Single by the Krown Jewelz
- Released: 5 May 2023
- Genre: Punk rock; comedy;
- Length: 2:29
- Label: Pegging Prince

The Krown Jewelz singles chronology
| "Fuck the Tories" (2022) | "Scrap the Monarchy" (2023) | "Bum the Runner" (2023) |

Music video
- "Scrap the Monarchy" on YouTube

= Scrap the Monarchy =

2023 single by the Krown Jewelz

"Scrap the Monarchy" is a single by the Krown Jewelz, a band created by Kunt and the Gang, who had previously released songs as the Kunts. The song, aimed at the British monarchy, serves as a follow-up to the Kunts' 2022 single "Prince Andrew Is a Sweaty Nonce"; the track attacks Prince Andrew, Duke of York, William, Prince of Wales and King Charles III. The single was released on 5 May 2023, the day before King Charles III's coronation, reaching No. 9 in the UK Singles Chart and No. 1 in the UK Independent Singles Chart.

==History==
The Krown Jewels previously released a series of tracks as The Kunts, which entered the UK Singles Chart despite little mainstream press coverage and no radio airtime. Three previous songs attacking the Government of the United Kingdom and the Conservative Party: "Boris Johnson Is a Fucking Cunt", "Boris Johnson Is Still a Fucking Cunt" and "Fuck the Tories" reached the top ten in the singles charts. In 2022, the band released "Prince Andrew Is a Sweaty Nonce" during the week of the Platinum Jubilee of Elizabeth II, which reached No. 20 in the UK Singles Chart, and No. 1 in the UK Independent Singles Chart.

On 6 April 2023, the band announced the details of "Scrap the Monarchy" and revealed that it would be released on 5 May 2023, the day before Charles III's coronation. They also revealed the lyrics to the track which, unlike their previous songs, contain no major swearing in order that it could be covered by the press, played on the radio, and announced on BBC Radio 1's chart shows. The song makes references to Charles III's relationship with paedophile Jimmy Savile and Prince Andrew's involvement in the Jeffrey Epstein scandal, as well as claiming that Prince William is guilty of virtue signalling. The announcement also listed details of a music video featuring the band dressed as guardsmen, the band with their heads on spikes, and a look-alike of Charles III featuring saveloy sausages for fingers; this move likely serves to make a mockery of the King's 'sausage fingers', as are the contrasting, abnormally thick hands on the cover.

Goal: From the Scrap the Monarchy article, pull out word for word the passage that opens with the words containing "2023 single by" and closes with "Chart and No. 1 in the UK Independent Singles Chart.".

Material:
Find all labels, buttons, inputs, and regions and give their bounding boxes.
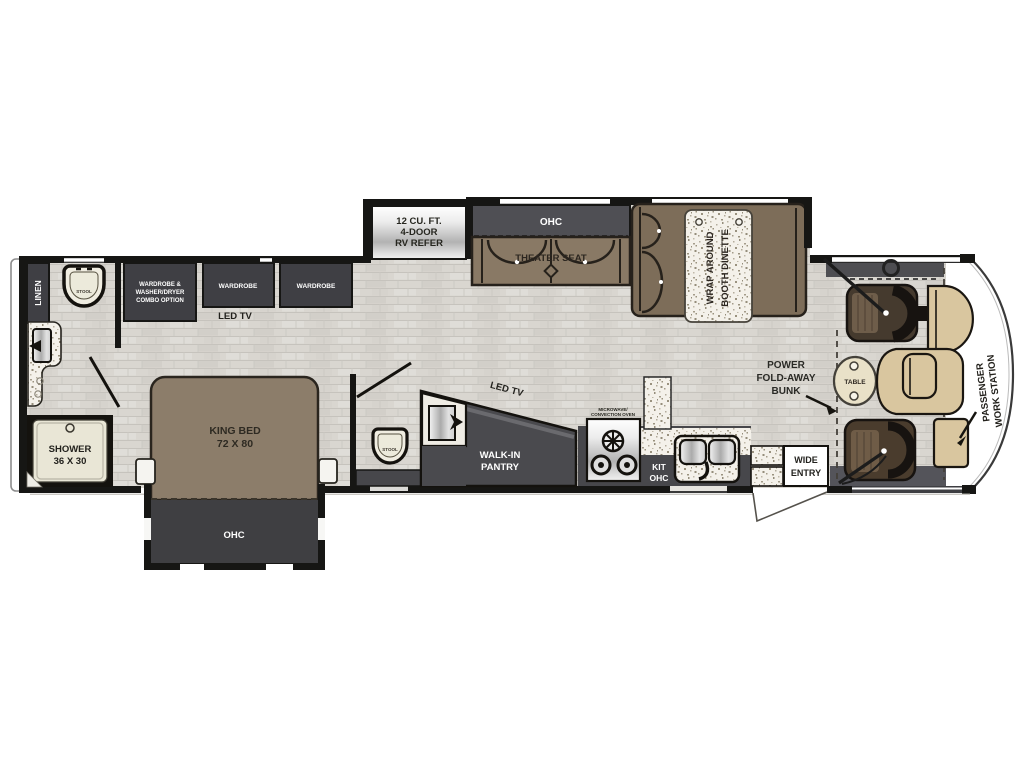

Task result:
2023 single by the Krown Jewelz

"Scrap the Monarchy" is a single by the Krown Jewelz, a band created by Kunt and the Gang, who had previously released songs as the Kunts. The song, aimed at the British monarchy, serves as a follow-up to the Kunts' 2022 single "Prince Andrew Is a Sweaty Nonce"; the track attacks Prince Andrew, Duke of York, William, Prince of Wales and King Charles III. The single was released on 5 May 2023, the day before King Charles III's coronation, reaching No. 9 in the UK Singles Chart and No. 1 in the UK Independent Singles Chart.